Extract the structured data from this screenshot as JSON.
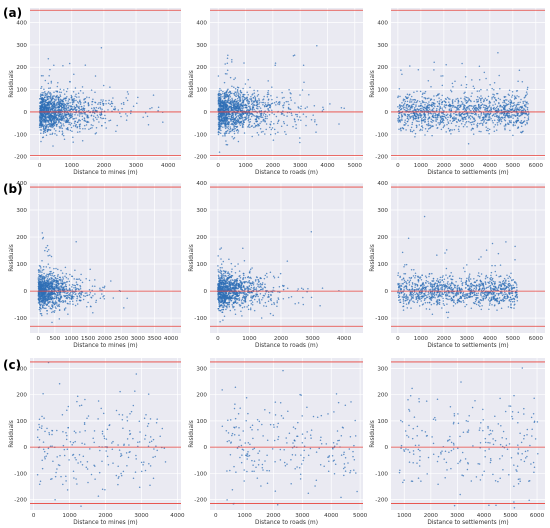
{
  "figure": {
    "row_labels": [
      "(a)",
      "(b)",
      "(c)"
    ],
    "colors": {
      "plot_background": "#eaeaf2",
      "grid": "#ffffff",
      "point": "#2f6fb5",
      "reference_line": "#e8413a",
      "tick_text": "#333333"
    }
  },
  "chart_data": [
    {
      "type": "scatter",
      "row": "(a)",
      "title": "",
      "xlabel": "Distance to mines (m)",
      "ylabel": "Residuals",
      "xlim": [
        -300,
        4400
      ],
      "ylim": [
        -215,
        465
      ],
      "xticks": [
        0,
        1000,
        2000,
        3000,
        4000
      ],
      "yticks": [
        -200,
        -100,
        0,
        100,
        200,
        300,
        400
      ],
      "hlines": [
        -195,
        0,
        455
      ],
      "grid": true,
      "cloud": {
        "n": 1300,
        "x_scale": 650,
        "x_max": 4200,
        "y_sd": 42,
        "tail": 0.06,
        "tail_sd": 130
      }
    },
    {
      "type": "scatter",
      "row": "(a)",
      "title": "",
      "xlabel": "Distance to roads (m)",
      "ylabel": "Residuals",
      "xlim": [
        -300,
        5300
      ],
      "ylim": [
        -215,
        465
      ],
      "xticks": [
        0,
        1000,
        2000,
        3000,
        4000,
        5000
      ],
      "yticks": [
        -200,
        -100,
        0,
        100,
        200,
        300,
        400
      ],
      "hlines": [
        -195,
        0,
        455
      ],
      "grid": true,
      "cloud": {
        "n": 1300,
        "x_scale": 800,
        "x_max": 4900,
        "y_sd": 45,
        "tail": 0.06,
        "tail_sd": 130
      }
    },
    {
      "type": "scatter",
      "row": "(a)",
      "title": "",
      "xlabel": "Distance to settlements (m)",
      "ylabel": "Residuals",
      "xlim": [
        -300,
        6400
      ],
      "ylim": [
        -215,
        465
      ],
      "xticks": [
        0,
        1000,
        2000,
        3000,
        4000,
        5000,
        6000
      ],
      "yticks": [
        -200,
        -100,
        0,
        100,
        200,
        300,
        400
      ],
      "hlines": [
        -195,
        0,
        455
      ],
      "grid": true,
      "cloud": {
        "n": 1300,
        "x_mode": "uniform",
        "x_min": 0,
        "x_max": 5700,
        "y_sd": 40,
        "tail": 0.08,
        "tail_sd": 120
      }
    },
    {
      "type": "scatter",
      "row": "(b)",
      "title": "",
      "xlabel": "Distance to mines (m)",
      "ylabel": "Residuals",
      "xlim": [
        -250,
        4300
      ],
      "ylim": [
        -155,
        400
      ],
      "xticks": [
        0,
        500,
        1000,
        1500,
        2000,
        2500,
        3000,
        3500,
        4000
      ],
      "yticks": [
        -100,
        0,
        100,
        200,
        300,
        400
      ],
      "hlines": [
        -130,
        0,
        385
      ],
      "grid": true,
      "cloud": {
        "n": 1100,
        "x_scale": 450,
        "x_max": 4100,
        "y_sd": 32,
        "tail": 0.07,
        "tail_sd": 90
      }
    },
    {
      "type": "scatter",
      "row": "(b)",
      "title": "",
      "xlabel": "Distance to roads (m)",
      "ylabel": "Residuals",
      "xlim": [
        -250,
        4600
      ],
      "ylim": [
        -155,
        400
      ],
      "xticks": [
        0,
        1000,
        2000,
        3000,
        4000
      ],
      "yticks": [
        -100,
        0,
        100,
        200,
        300,
        400
      ],
      "hlines": [
        -130,
        0,
        385
      ],
      "grid": true,
      "cloud": {
        "n": 1100,
        "x_scale": 550,
        "x_max": 4400,
        "y_sd": 32,
        "tail": 0.07,
        "tail_sd": 90
      }
    },
    {
      "type": "scatter",
      "row": "(b)",
      "title": "",
      "xlabel": "Distance to settlements (m)",
      "ylabel": "Residuals",
      "xlim": [
        -300,
        6400
      ],
      "ylim": [
        -155,
        400
      ],
      "xticks": [
        0,
        1000,
        2000,
        3000,
        4000,
        5000,
        6000
      ],
      "yticks": [
        -100,
        0,
        100,
        200,
        300,
        400
      ],
      "hlines": [
        -130,
        0,
        385
      ],
      "grid": true,
      "cloud": {
        "n": 1100,
        "x_mode": "uniform",
        "x_min": 0,
        "x_max": 5200,
        "y_sd": 28,
        "tail": 0.07,
        "tail_sd": 90
      }
    },
    {
      "type": "scatter",
      "row": "(c)",
      "title": "",
      "xlabel": "Distance to mines (m)",
      "ylabel": "Residuals",
      "xlim": [
        -100,
        4100
      ],
      "ylim": [
        -240,
        340
      ],
      "xticks": [
        0,
        1000,
        2000,
        3000,
        4000
      ],
      "yticks": [
        -200,
        -100,
        0,
        100,
        200,
        300
      ],
      "hlines": [
        -215,
        0,
        325
      ],
      "grid": true,
      "cloud": {
        "n": 230,
        "x_mode": "uniform",
        "x_min": 100,
        "x_max": 3700,
        "y_sd": 95,
        "tail": 0.03,
        "tail_sd": 150
      }
    },
    {
      "type": "scatter",
      "row": "(c)",
      "title": "",
      "xlabel": "Distance to roads (m)",
      "ylabel": "Residuals",
      "xlim": [
        -200,
        5100
      ],
      "ylim": [
        -240,
        340
      ],
      "xticks": [
        0,
        1000,
        2000,
        3000,
        4000,
        5000
      ],
      "yticks": [
        -200,
        -100,
        0,
        100,
        200,
        300
      ],
      "hlines": [
        -215,
        0,
        325
      ],
      "grid": true,
      "cloud": {
        "n": 230,
        "x_mode": "uniform",
        "x_min": 200,
        "x_max": 4900,
        "y_sd": 95,
        "tail": 0.03,
        "tail_sd": 150
      }
    },
    {
      "type": "scatter",
      "row": "(c)",
      "title": "",
      "xlabel": "Distance to settlements (m)",
      "ylabel": "Residuals",
      "xlim": [
        500,
        6300
      ],
      "ylim": [
        -240,
        340
      ],
      "xticks": [
        1000,
        2000,
        3000,
        4000,
        5000,
        6000
      ],
      "yticks": [
        -200,
        -100,
        0,
        100,
        200,
        300
      ],
      "hlines": [
        -215,
        0,
        325
      ],
      "grid": true,
      "cloud": {
        "n": 230,
        "x_mode": "uniform",
        "x_min": 800,
        "x_max": 6100,
        "y_sd": 95,
        "tail": 0.03,
        "tail_sd": 150
      }
    }
  ]
}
================================
**DIRECTIONS**
Every entry above is to be set down exactly; the pictures are to be left out.

**FINISHED TASK**
Extract the structured data from this screenshot as JSON.
{
  "figure": {
    "row_labels": [
      "(a)",
      "(b)",
      "(c)"
    ],
    "colors": {
      "plot_background": "#eaeaf2",
      "grid": "#ffffff",
      "point": "#2f6fb5",
      "reference_line": "#e8413a",
      "tick_text": "#333333"
    }
  },
  "chart_data": [
    {
      "type": "scatter",
      "row": "(a)",
      "title": "",
      "xlabel": "Distance to mines (m)",
      "ylabel": "Residuals",
      "xlim": [
        -300,
        4400
      ],
      "ylim": [
        -215,
        465
      ],
      "xticks": [
        0,
        1000,
        2000,
        3000,
        4000
      ],
      "yticks": [
        -200,
        -100,
        0,
        100,
        200,
        300,
        400
      ],
      "hlines": [
        -195,
        0,
        455
      ],
      "grid": true,
      "cloud": {
        "n": 1300,
        "x_scale": 650,
        "x_max": 4200,
        "y_sd": 42,
        "tail": 0.06,
        "tail_sd": 130
      }
    },
    {
      "type": "scatter",
      "row": "(a)",
      "title": "",
      "xlabel": "Distance to roads (m)",
      "ylabel": "Residuals",
      "xlim": [
        -300,
        5300
      ],
      "ylim": [
        -215,
        465
      ],
      "xticks": [
        0,
        1000,
        2000,
        3000,
        4000,
        5000
      ],
      "yticks": [
        -200,
        -100,
        0,
        100,
        200,
        300,
        400
      ],
      "hlines": [
        -195,
        0,
        455
      ],
      "grid": true,
      "cloud": {
        "n": 1300,
        "x_scale": 800,
        "x_max": 4900,
        "y_sd": 45,
        "tail": 0.06,
        "tail_sd": 130
      }
    },
    {
      "type": "scatter",
      "row": "(a)",
      "title": "",
      "xlabel": "Distance to settlements (m)",
      "ylabel": "Residuals",
      "xlim": [
        -300,
        6400
      ],
      "ylim": [
        -215,
        465
      ],
      "xticks": [
        0,
        1000,
        2000,
        3000,
        4000,
        5000,
        6000
      ],
      "yticks": [
        -200,
        -100,
        0,
        100,
        200,
        300,
        400
      ],
      "hlines": [
        -195,
        0,
        455
      ],
      "grid": true,
      "cloud": {
        "n": 1300,
        "x_mode": "uniform",
        "x_min": 0,
        "x_max": 5700,
        "y_sd": 40,
        "tail": 0.08,
        "tail_sd": 120
      }
    },
    {
      "type": "scatter",
      "row": "(b)",
      "title": "",
      "xlabel": "Distance to mines (m)",
      "ylabel": "Residuals",
      "xlim": [
        -250,
        4300
      ],
      "ylim": [
        -155,
        400
      ],
      "xticks": [
        0,
        500,
        1000,
        1500,
        2000,
        2500,
        3000,
        3500,
        4000
      ],
      "yticks": [
        -100,
        0,
        100,
        200,
        300,
        400
      ],
      "hlines": [
        -130,
        0,
        385
      ],
      "grid": true,
      "cloud": {
        "n": 1100,
        "x_scale": 450,
        "x_max": 4100,
        "y_sd": 32,
        "tail": 0.07,
        "tail_sd": 90
      }
    },
    {
      "type": "scatter",
      "row": "(b)",
      "title": "",
      "xlabel": "Distance to roads (m)",
      "ylabel": "Residuals",
      "xlim": [
        -250,
        4600
      ],
      "ylim": [
        -155,
        400
      ],
      "xticks": [
        0,
        1000,
        2000,
        3000,
        4000
      ],
      "yticks": [
        -100,
        0,
        100,
        200,
        300,
        400
      ],
      "hlines": [
        -130,
        0,
        385
      ],
      "grid": true,
      "cloud": {
        "n": 1100,
        "x_scale": 550,
        "x_max": 4400,
        "y_sd": 32,
        "tail": 0.07,
        "tail_sd": 90
      }
    },
    {
      "type": "scatter",
      "row": "(b)",
      "title": "",
      "xlabel": "Distance to settlements (m)",
      "ylabel": "Residuals",
      "xlim": [
        -300,
        6400
      ],
      "ylim": [
        -155,
        400
      ],
      "xticks": [
        0,
        1000,
        2000,
        3000,
        4000,
        5000,
        6000
      ],
      "yticks": [
        -100,
        0,
        100,
        200,
        300,
        400
      ],
      "hlines": [
        -130,
        0,
        385
      ],
      "grid": true,
      "cloud": {
        "n": 1100,
        "x_mode": "uniform",
        "x_min": 0,
        "x_max": 5200,
        "y_sd": 28,
        "tail": 0.07,
        "tail_sd": 90
      }
    },
    {
      "type": "scatter",
      "row": "(c)",
      "title": "",
      "xlabel": "Distance to mines (m)",
      "ylabel": "Residuals",
      "xlim": [
        -100,
        4100
      ],
      "ylim": [
        -240,
        340
      ],
      "xticks": [
        0,
        1000,
        2000,
        3000,
        4000
      ],
      "yticks": [
        -200,
        -100,
        0,
        100,
        200,
        300
      ],
      "hlines": [
        -215,
        0,
        325
      ],
      "grid": true,
      "cloud": {
        "n": 230,
        "x_mode": "uniform",
        "x_min": 100,
        "x_max": 3700,
        "y_sd": 95,
        "tail": 0.03,
        "tail_sd": 150
      }
    },
    {
      "type": "scatter",
      "row": "(c)",
      "title": "",
      "xlabel": "Distance to roads (m)",
      "ylabel": "Residuals",
      "xlim": [
        -200,
        5100
      ],
      "ylim": [
        -240,
        340
      ],
      "xticks": [
        0,
        1000,
        2000,
        3000,
        4000,
        5000
      ],
      "yticks": [
        -200,
        -100,
        0,
        100,
        200,
        300
      ],
      "hlines": [
        -215,
        0,
        325
      ],
      "grid": true,
      "cloud": {
        "n": 230,
        "x_mode": "uniform",
        "x_min": 200,
        "x_max": 4900,
        "y_sd": 95,
        "tail": 0.03,
        "tail_sd": 150
      }
    },
    {
      "type": "scatter",
      "row": "(c)",
      "title": "",
      "xlabel": "Distance to settlements (m)",
      "ylabel": "Residuals",
      "xlim": [
        500,
        6300
      ],
      "ylim": [
        -240,
        340
      ],
      "xticks": [
        1000,
        2000,
        3000,
        4000,
        5000,
        6000
      ],
      "yticks": [
        -200,
        -100,
        0,
        100,
        200,
        300
      ],
      "hlines": [
        -215,
        0,
        325
      ],
      "grid": true,
      "cloud": {
        "n": 230,
        "x_mode": "uniform",
        "x_min": 800,
        "x_max": 6100,
        "y_sd": 95,
        "tail": 0.03,
        "tail_sd": 150
      }
    }
  ]
}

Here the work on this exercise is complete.